TASK DIRECTIONS -
Restate the data below word for word. Skip any images it contains.

— START OF RECORDS FOR THIS TASK —

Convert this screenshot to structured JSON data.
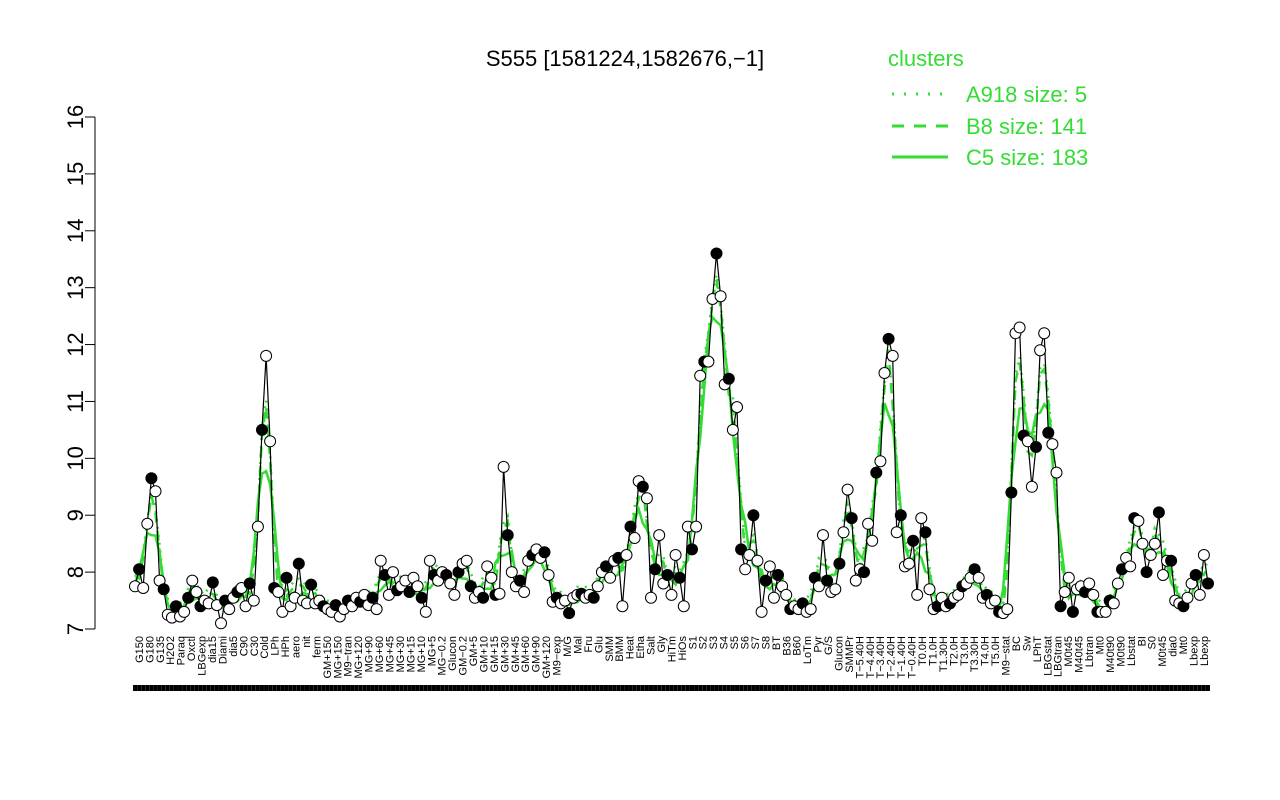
{
  "chart_data": {
    "type": "line",
    "title": "S555 [1581224,1582676,−1]",
    "xlabel": "",
    "ylabel": "",
    "ylim": [
      7,
      16
    ],
    "yticks": [
      7,
      8,
      9,
      10,
      11,
      12,
      13,
      14,
      15,
      16
    ],
    "grid": false,
    "legend_title": "clusters",
    "legend_position": "top-right",
    "legend": [
      {
        "label": "A918 size: 5",
        "style": "dotted",
        "color": "#33dd33"
      },
      {
        "label": "B8 size: 141",
        "style": "dashed",
        "color": "#33dd33"
      },
      {
        "label": "C5 size: 183",
        "style": "solid",
        "color": "#33dd33"
      }
    ],
    "colors": {
      "line": "#000000",
      "cluster": "#33dd33",
      "open_point": "#ffffff",
      "filled_point": "#000000"
    },
    "x_labels": [
      "G150",
      "G180",
      "G135",
      "H2O2",
      "Paraq",
      "Oxctl",
      "LBGexp",
      "dia15",
      "Diami",
      "dia5",
      "C90",
      "C30",
      "Cold",
      "LPh",
      "HPh",
      "aero",
      "nit",
      "ferm",
      "GM+150",
      "MG+150",
      "M9−tran",
      "MG+120",
      "MG+90",
      "MG+60",
      "MG+45",
      "MG+30",
      "MG+15",
      "MG+10",
      "MG+5",
      "MG−0.2",
      "Glucon",
      "GM−0.2",
      "GM+5",
      "GM+10",
      "GM+15",
      "GM+30",
      "GM+45",
      "GM+60",
      "GM+90",
      "GM+120",
      "M9−exp",
      "M/G",
      "Mal",
      "Fru",
      "Glu",
      "SMM",
      "BMM",
      "Heat",
      "Etha",
      "Salt",
      "Gly",
      "HiTm",
      "HiOs",
      "S1",
      "S2",
      "S3",
      "S4",
      "S5",
      "S6",
      "S7",
      "S8",
      "BT",
      "B36",
      "B60",
      "LoTm",
      "Pyr",
      "G/S",
      "Glucon",
      "SMMPr",
      "T−5.40H",
      "T−4.40H",
      "T−3.40H",
      "T−2.40H",
      "T−1.40H",
      "T−0.40H",
      "T0.0H",
      "T1.0H",
      "T1.30H",
      "T2.0H",
      "T3.0H",
      "T3.30H",
      "T4.0H",
      "T5.0H",
      "M9−stat",
      "BC",
      "Sw",
      "LPhT",
      "LBGstat",
      "LBGtran",
      "M0t45",
      "M40t45",
      "Lbtran",
      "Mt0",
      "M40t90",
      "M0t90",
      "Lbstat",
      "BI",
      "S0",
      "M0t45",
      "dia0",
      "Mt0",
      "Lbexp",
      "Lbexp"
    ],
    "series": [
      {
        "values": [
          7.75,
          8.05,
          7.72,
          8.85,
          9.65,
          9.42,
          7.85,
          7.7,
          7.25,
          7.2,
          7.4,
          7.22,
          7.3,
          7.55,
          7.85,
          7.65,
          7.4,
          7.5,
          7.45,
          7.82,
          7.42,
          7.1,
          7.5,
          7.35,
          7.55,
          7.65,
          7.72,
          7.4,
          7.8,
          7.5,
          8.8,
          10.5,
          11.8,
          10.3,
          7.72,
          7.65,
          7.3,
          7.9,
          7.4,
          7.55,
          8.15,
          7.5,
          7.45,
          7.78,
          7.45,
          7.5,
          7.4,
          7.35,
          7.3,
          7.42,
          7.22,
          7.35,
          7.5,
          7.4,
          7.55,
          7.48,
          7.6,
          7.42,
          7.55,
          7.35,
          8.2,
          7.95,
          7.6,
          8.0,
          7.68,
          7.75,
          7.85,
          7.65,
          7.9,
          7.75,
          7.55,
          7.3,
          8.2,
          7.95,
          7.85,
          8.0,
          7.95,
          7.8,
          7.6,
          8.0,
          8.15,
          8.2,
          7.75,
          7.55,
          7.65,
          7.55,
          8.1,
          7.9,
          7.6,
          7.62,
          9.85,
          8.65,
          8.0,
          7.75,
          7.85,
          7.65,
          8.2,
          8.3,
          8.4,
          8.25,
          8.35,
          7.95,
          7.48,
          7.55,
          7.45,
          7.5,
          7.28,
          7.55,
          7.6,
          7.62,
          7.55,
          7.6,
          7.55,
          7.75,
          8.0,
          8.1,
          7.9,
          8.2,
          8.25,
          7.4,
          8.3,
          8.8,
          8.6,
          9.6,
          9.5,
          9.3,
          7.55,
          8.05,
          8.65,
          7.8,
          7.95,
          7.6,
          8.3,
          7.9,
          7.4,
          8.8,
          8.4,
          8.8,
          11.45,
          11.7,
          11.7,
          12.8,
          13.6,
          12.85,
          11.3,
          11.4,
          10.5,
          10.9,
          8.4,
          8.05,
          8.3,
          9.0,
          8.2,
          7.3,
          7.85,
          8.1,
          7.55,
          7.95,
          7.75,
          7.6,
          7.35,
          7.4,
          7.35,
          7.45,
          7.3,
          7.35,
          7.9,
          7.75,
          8.65,
          7.85,
          7.65,
          7.7,
          8.15,
          8.7,
          9.45,
          8.95,
          7.85,
          8.05,
          8.0,
          8.85,
          8.55,
          9.75,
          9.95,
          11.5,
          12.1,
          11.8,
          8.7,
          9.0,
          8.1,
          8.15,
          8.55,
          7.6,
          8.95,
          8.7,
          7.7,
          7.35,
          7.4,
          7.55,
          7.4,
          7.45,
          7.55,
          7.6,
          7.75,
          7.8,
          7.9,
          8.05,
          7.9,
          7.55,
          7.6,
          7.45,
          7.5,
          7.3,
          7.28,
          7.35,
          9.4,
          12.2,
          12.3,
          10.4,
          10.3,
          9.5,
          10.2,
          11.9,
          12.2,
          10.45,
          10.25,
          9.75,
          7.4,
          7.65,
          7.9,
          7.3,
          7.7,
          7.75,
          7.65,
          7.8,
          7.6,
          7.3,
          7.3,
          7.3,
          7.5,
          7.45,
          7.8,
          8.05,
          8.25,
          8.1,
          8.95,
          8.9,
          8.5,
          8.0,
          8.3,
          8.5,
          9.05,
          7.95,
          8.2,
          8.2,
          7.5,
          7.45,
          7.4,
          7.55,
          7.8,
          7.95,
          7.6,
          8.3,
          7.8
        ]
      }
    ]
  }
}
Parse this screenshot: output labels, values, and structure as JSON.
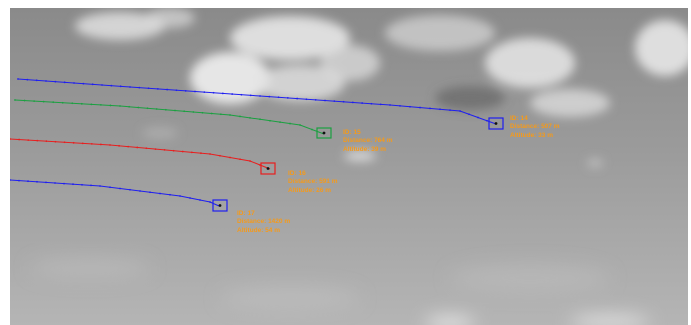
{
  "tracks": [
    {
      "id_text": "ID: 14",
      "distance_text": "Distance: 507 m",
      "altitude_text": "Altitude: 33 m",
      "trail_color": "#1e1ef0",
      "box_color": "#1e1ef0",
      "label_color": "#f59a1a"
    },
    {
      "id_text": "ID: 15",
      "distance_text": "Distance: 764 m",
      "altitude_text": "Altitude: 39 m",
      "trail_color": "#1aa040",
      "box_color": "#1aa040",
      "label_color": "#f59a1a"
    },
    {
      "id_text": "ID: 16",
      "distance_text": "Distance: 591 m",
      "altitude_text": "Altitude: 26 m",
      "trail_color": "#e81e1e",
      "box_color": "#e81e1e",
      "label_color": "#f59a1a"
    },
    {
      "id_text": "ID: 17",
      "distance_text": "Distance: 1420 m",
      "altitude_text": "Altitude: 54 m",
      "trail_color": "#1e1ef0",
      "box_color": "#1e1ef0",
      "label_color": "#f59a1a"
    }
  ]
}
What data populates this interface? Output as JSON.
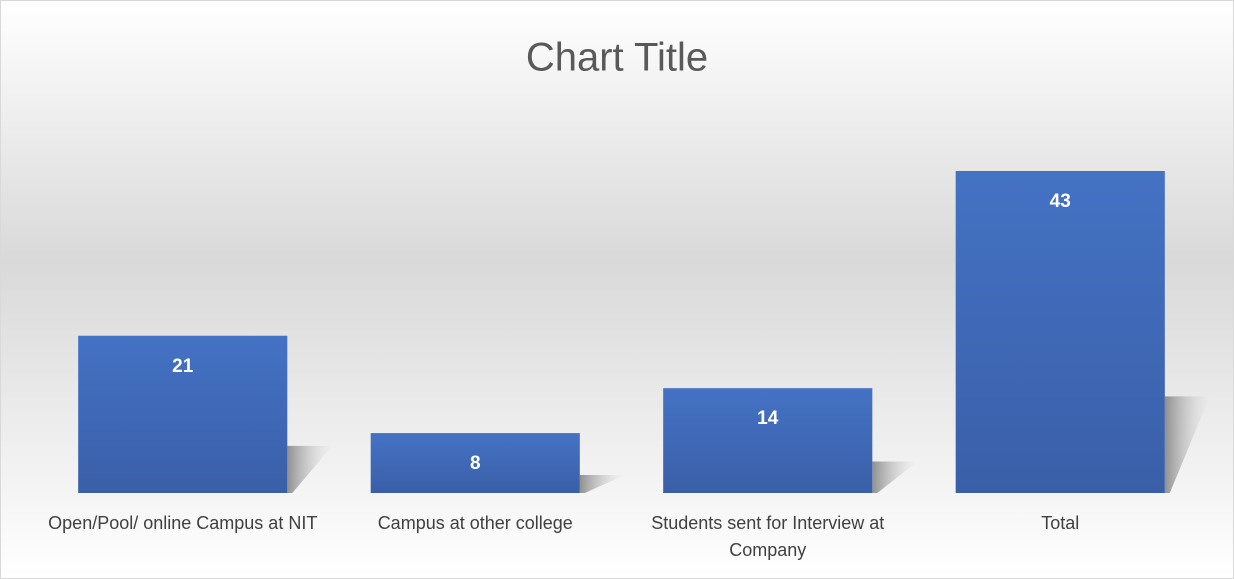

— END OF RECORDS FOR THIS TASK —

ANSWER -
Convert this screenshot to structured JSON data.
{
  "chart_data": {
    "type": "line",
    "title": "S555 [1581224,1582676,−1]",
    "xlabel": "",
    "ylabel": "",
    "ylim": [
      7,
      16
    ],
    "yticks": [
      7,
      8,
      9,
      10,
      11,
      12,
      13,
      14,
      15,
      16
    ],
    "grid": false,
    "legend_title": "clusters",
    "legend_position": "top-right",
    "legend": [
      {
        "label": "A918 size: 5",
        "style": "dotted",
        "color": "#33dd33"
      },
      {
        "label": "B8 size: 141",
        "style": "dashed",
        "color": "#33dd33"
      },
      {
        "label": "C5 size: 183",
        "style": "solid",
        "color": "#33dd33"
      }
    ],
    "colors": {
      "line": "#000000",
      "cluster": "#33dd33",
      "open_point": "#ffffff",
      "filled_point": "#000000"
    },
    "x_labels": [
      "G150",
      "G180",
      "G135",
      "H2O2",
      "Paraq",
      "Oxctl",
      "LBGexp",
      "dia15",
      "Diami",
      "dia5",
      "C90",
      "C30",
      "Cold",
      "LPh",
      "HPh",
      "aero",
      "nit",
      "ferm",
      "GM+150",
      "MG+150",
      "M9−tran",
      "MG+120",
      "MG+90",
      "MG+60",
      "MG+45",
      "MG+30",
      "MG+15",
      "MG+10",
      "MG+5",
      "MG−0.2",
      "Glucon",
      "GM−0.2",
      "GM+5",
      "GM+10",
      "GM+15",
      "GM+30",
      "GM+45",
      "GM+60",
      "GM+90",
      "GM+120",
      "M9−exp",
      "M/G",
      "Mal",
      "Fru",
      "Glu",
      "SMM",
      "BMM",
      "Heat",
      "Etha",
      "Salt",
      "Gly",
      "HiTm",
      "HiOs",
      "S1",
      "S2",
      "S3",
      "S4",
      "S5",
      "S6",
      "S7",
      "S8",
      "BT",
      "B36",
      "B60",
      "LoTm",
      "Pyr",
      "G/S",
      "Glucon",
      "SMMPr",
      "T−5.40H",
      "T−4.40H",
      "T−3.40H",
      "T−2.40H",
      "T−1.40H",
      "T−0.40H",
      "T0.0H",
      "T1.0H",
      "T1.30H",
      "T2.0H",
      "T3.0H",
      "T3.30H",
      "T4.0H",
      "T5.0H",
      "M9−stat",
      "BC",
      "Sw",
      "LPhT",
      "LBGstat",
      "LBGtran",
      "M0t45",
      "M40t45",
      "Lbtran",
      "Mt0",
      "M40t90",
      "M0t90",
      "Lbstat",
      "BI",
      "S0",
      "M0t45",
      "dia0",
      "Mt0",
      "Lbexp",
      "Lbexp"
    ],
    "series": [
      {
        "values": [
          7.75,
          8.05,
          7.72,
          8.85,
          9.65,
          9.42,
          7.85,
          7.7,
          7.25,
          7.2,
          7.4,
          7.22,
          7.3,
          7.55,
          7.85,
          7.65,
          7.4,
          7.5,
          7.45,
          7.82,
          7.42,
          7.1,
          7.5,
          7.35,
          7.55,
          7.65,
          7.72,
          7.4,
          7.8,
          7.5,
          8.8,
          10.5,
          11.8,
          10.3,
          7.72,
          7.65,
          7.3,
          7.9,
          7.4,
          7.55,
          8.15,
          7.5,
          7.45,
          7.78,
          7.45,
          7.5,
          7.4,
          7.35,
          7.3,
          7.42,
          7.22,
          7.35,
          7.5,
          7.4,
          7.55,
          7.48,
          7.6,
          7.42,
          7.55,
          7.35,
          8.2,
          7.95,
          7.6,
          8.0,
          7.68,
          7.75,
          7.85,
          7.65,
          7.9,
          7.75,
          7.55,
          7.3,
          8.2,
          7.95,
          7.85,
          8.0,
          7.95,
          7.8,
          7.6,
          8.0,
          8.15,
          8.2,
          7.75,
          7.55,
          7.65,
          7.55,
          8.1,
          7.9,
          7.6,
          7.62,
          9.85,
          8.65,
          8.0,
          7.75,
          7.85,
          7.65,
          8.2,
          8.3,
          8.4,
          8.25,
          8.35,
          7.95,
          7.48,
          7.55,
          7.45,
          7.5,
          7.28,
          7.55,
          7.6,
          7.62,
          7.55,
          7.6,
          7.55,
          7.75,
          8.0,
          8.1,
          7.9,
          8.2,
          8.25,
          7.4,
          8.3,
          8.8,
          8.6,
          9.6,
          9.5,
          9.3,
          7.55,
          8.05,
          8.65,
          7.8,
          7.95,
          7.6,
          8.3,
          7.9,
          7.4,
          8.8,
          8.4,
          8.8,
          11.45,
          11.7,
          11.7,
          12.8,
          13.6,
          12.85,
          11.3,
          11.4,
          10.5,
          10.9,
          8.4,
          8.05,
          8.3,
          9.0,
          8.2,
          7.3,
          7.85,
          8.1,
          7.55,
          7.95,
          7.75,
          7.6,
          7.35,
          7.4,
          7.35,
          7.45,
          7.3,
          7.35,
          7.9,
          7.75,
          8.65,
          7.85,
          7.65,
          7.7,
          8.15,
          8.7,
          9.45,
          8.95,
          7.85,
          8.05,
          8.0,
          8.85,
          8.55,
          9.75,
          9.95,
          11.5,
          12.1,
          11.8,
          8.7,
          9.0,
          8.1,
          8.15,
          8.55,
          7.6,
          8.95,
          8.7,
          7.7,
          7.35,
          7.4,
          7.55,
          7.4,
          7.45,
          7.55,
          7.6,
          7.75,
          7.8,
          7.9,
          8.05,
          7.9,
          7.55,
          7.6,
          7.45,
          7.5,
          7.3,
          7.28,
          7.35,
          9.4,
          12.2,
          12.3,
          10.4,
          10.3,
          9.5,
          10.2,
          11.9,
          12.2,
          10.45,
          10.25,
          9.75,
          7.4,
          7.65,
          7.9,
          7.3,
          7.7,
          7.75,
          7.65,
          7.8,
          7.6,
          7.3,
          7.3,
          7.3,
          7.5,
          7.45,
          7.8,
          8.05,
          8.25,
          8.1,
          8.95,
          8.9,
          8.5,
          8.0,
          8.3,
          8.5,
          9.05,
          7.95,
          8.2,
          8.2,
          7.5,
          7.45,
          7.4,
          7.55,
          7.8,
          7.95,
          7.6,
          8.3,
          7.8
        ]
      }
    ]
  }
}
Parse this screenshot: output labels, values, and structure as JSON.
{
  "tracks": [
    {
      "id_text": "ID: 14",
      "distance_text": "Distance: 507 m",
      "altitude_text": "Altitude: 33 m",
      "trail_color": "#1e1ef0",
      "box_color": "#1e1ef0",
      "label_color": "#f59a1a"
    },
    {
      "id_text": "ID: 15",
      "distance_text": "Distance: 764 m",
      "altitude_text": "Altitude: 39 m",
      "trail_color": "#1aa040",
      "box_color": "#1aa040",
      "label_color": "#f59a1a"
    },
    {
      "id_text": "ID: 16",
      "distance_text": "Distance: 591 m",
      "altitude_text": "Altitude: 26 m",
      "trail_color": "#e81e1e",
      "box_color": "#e81e1e",
      "label_color": "#f59a1a"
    },
    {
      "id_text": "ID: 17",
      "distance_text": "Distance: 1420 m",
      "altitude_text": "Altitude: 54 m",
      "trail_color": "#1e1ef0",
      "box_color": "#1e1ef0",
      "label_color": "#f59a1a"
    }
  ]
}
What data populates this interface? Output as JSON.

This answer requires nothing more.